Written instruction
Across the entries, how many lines have the string "você" in them? Reply with only a number.

Extracted entries
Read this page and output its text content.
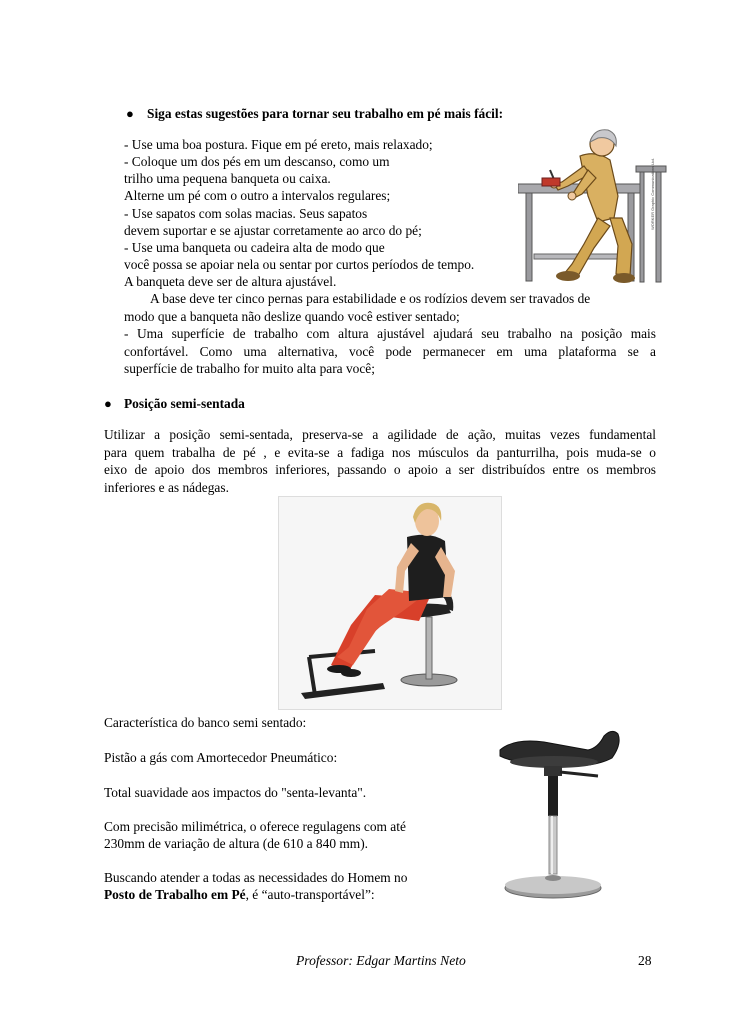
● Siga estas sugestões para tornar seu trabalho em pé mais fácil:
- Use uma boa postura. Fique em pé ereto, mais relaxado;
- Coloque um dos pés em um descanso, como um
trilho uma pequena banqueta ou caixa.
Alterne um pé com o outro a intervalos regulares;
- Use sapatos com solas macias. Seus sapatos
devem suportar e se ajustar corretamente ao arco do pé;
- Use uma banqueta ou cadeira alta de modo que
você possa se apoiar nela ou sentar por curtos períodos de tempo.
A banqueta deve ser de altura ajustável.
A base deve ter cinco pernas para estabilidade e os rodízios devem ser travados de
modo que a banqueta não deslize quando você estiver sentado;
- Uma superfície de trabalho com altura ajustável ajudará seu trabalho na posição mais
confortável. Como uma alternativa, você pode permanecer em uma plataforma se a
superfície de trabalho for muito alta para você;
WORKER Graphic Communications Ltd.
● Posição semi-sentada
Utilizar a posição semi-sentada, preserva-se a agilidade de ação, muitas vezes fundamental
para quem trabalha de pé , e evita-se a fadiga nos músculos da panturrilha, pois muda-se o
eixo de apoio dos membros inferiores, passando o apoio a ser distribuídos entre os membros
inferiores e as nádegas.
Característica do banco semi sentado:
Pistão a gás com Amortecedor Pneumático:
Total suavidade aos impactos do "senta-levanta".
Com precisão milimétrica, o oferece regulagens com até
230mm de variação de altura (de 610 a 840 mm).
Buscando atender a todas as necessidades do Homem no
Posto de Trabalho em Pé, é “auto-transportável”:
Professor: Edgar Martins Neto	28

Result
4